**Set problem**
Print the data exactly, leaving nothing out.

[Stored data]

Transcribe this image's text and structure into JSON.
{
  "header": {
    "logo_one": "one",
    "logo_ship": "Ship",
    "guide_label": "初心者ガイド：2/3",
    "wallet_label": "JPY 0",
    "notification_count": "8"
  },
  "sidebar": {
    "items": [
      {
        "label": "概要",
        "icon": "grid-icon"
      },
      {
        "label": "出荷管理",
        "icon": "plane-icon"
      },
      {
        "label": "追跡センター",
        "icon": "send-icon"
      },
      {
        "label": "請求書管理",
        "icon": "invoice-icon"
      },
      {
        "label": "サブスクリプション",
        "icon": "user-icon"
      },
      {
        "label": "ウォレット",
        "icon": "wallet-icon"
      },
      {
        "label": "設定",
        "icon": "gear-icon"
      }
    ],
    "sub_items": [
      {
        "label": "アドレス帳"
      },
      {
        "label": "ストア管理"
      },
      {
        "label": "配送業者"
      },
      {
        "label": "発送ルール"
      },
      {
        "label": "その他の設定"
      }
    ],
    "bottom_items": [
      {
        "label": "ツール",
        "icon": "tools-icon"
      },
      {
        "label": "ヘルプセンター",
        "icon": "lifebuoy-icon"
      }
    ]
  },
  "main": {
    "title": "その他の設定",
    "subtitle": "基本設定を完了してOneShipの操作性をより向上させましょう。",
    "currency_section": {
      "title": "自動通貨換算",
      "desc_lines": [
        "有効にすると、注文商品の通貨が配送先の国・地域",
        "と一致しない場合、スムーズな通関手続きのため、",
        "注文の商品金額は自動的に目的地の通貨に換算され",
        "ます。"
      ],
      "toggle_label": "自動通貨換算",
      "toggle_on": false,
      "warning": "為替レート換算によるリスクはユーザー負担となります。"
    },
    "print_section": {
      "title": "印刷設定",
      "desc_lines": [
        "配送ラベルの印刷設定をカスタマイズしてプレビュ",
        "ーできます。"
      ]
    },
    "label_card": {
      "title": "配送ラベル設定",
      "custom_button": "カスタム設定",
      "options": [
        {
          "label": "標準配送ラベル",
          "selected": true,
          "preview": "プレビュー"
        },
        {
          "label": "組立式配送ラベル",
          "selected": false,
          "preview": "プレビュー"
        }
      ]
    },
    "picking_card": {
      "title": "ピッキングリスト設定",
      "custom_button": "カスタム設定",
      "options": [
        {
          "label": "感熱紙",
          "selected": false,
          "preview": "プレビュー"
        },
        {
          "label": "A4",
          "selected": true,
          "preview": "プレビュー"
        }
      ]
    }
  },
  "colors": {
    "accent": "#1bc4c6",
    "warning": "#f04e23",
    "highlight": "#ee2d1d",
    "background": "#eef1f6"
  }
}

**Answer below**
Transcribe this image's text and structure into JSON.
{
  "header": {
    "logo_one": "one",
    "logo_ship": "Ship",
    "guide_label": "初心者ガイド：2/3",
    "wallet_label": "JPY 0",
    "notification_count": "8"
  },
  "sidebar": {
    "items": [
      {
        "label": "概要",
        "icon": "grid-icon"
      },
      {
        "label": "出荷管理",
        "icon": "plane-icon"
      },
      {
        "label": "追跡センター",
        "icon": "send-icon"
      },
      {
        "label": "請求書管理",
        "icon": "invoice-icon"
      },
      {
        "label": "サブスクリプション",
        "icon": "user-icon"
      },
      {
        "label": "ウォレット",
        "icon": "wallet-icon"
      },
      {
        "label": "設定",
        "icon": "gear-icon"
      }
    ],
    "sub_items": [
      {
        "label": "アドレス帳"
      },
      {
        "label": "ストア管理"
      },
      {
        "label": "配送業者"
      },
      {
        "label": "発送ルール"
      },
      {
        "label": "その他の設定"
      }
    ],
    "bottom_items": [
      {
        "label": "ツール",
        "icon": "tools-icon"
      },
      {
        "label": "ヘルプセンター",
        "icon": "lifebuoy-icon"
      }
    ]
  },
  "main": {
    "title": "その他の設定",
    "subtitle": "基本設定を完了してOneShipの操作性をより向上させましょう。",
    "currency_section": {
      "title": "自動通貨換算",
      "desc_lines": [
        "有効にすると、注文商品の通貨が配送先の国・地域",
        "と一致しない場合、スムーズな通関手続きのため、",
        "注文の商品金額は自動的に目的地の通貨に換算され",
        "ます。"
      ],
      "toggle_label": "自動通貨換算",
      "toggle_on": false,
      "warning": "為替レート換算によるリスクはユーザー負担となります。"
    },
    "print_section": {
      "title": "印刷設定",
      "desc_lines": [
        "配送ラベルの印刷設定をカスタマイズしてプレビュ",
        "ーできます。"
      ]
    },
    "label_card": {
      "title": "配送ラベル設定",
      "custom_button": "カスタム設定",
      "options": [
        {
          "label": "標準配送ラベル",
          "selected": true,
          "preview": "プレビュー"
        },
        {
          "label": "組立式配送ラベル",
          "selected": false,
          "preview": "プレビュー"
        }
      ]
    },
    "picking_card": {
      "title": "ピッキングリスト設定",
      "custom_button": "カスタム設定",
      "options": [
        {
          "label": "感熱紙",
          "selected": false,
          "preview": "プレビュー"
        },
        {
          "label": "A4",
          "selected": true,
          "preview": "プレビュー"
        }
      ]
    }
  },
  "colors": {
    "accent": "#1bc4c6",
    "warning": "#f04e23",
    "highlight": "#ee2d1d",
    "background": "#eef1f6"
  }
}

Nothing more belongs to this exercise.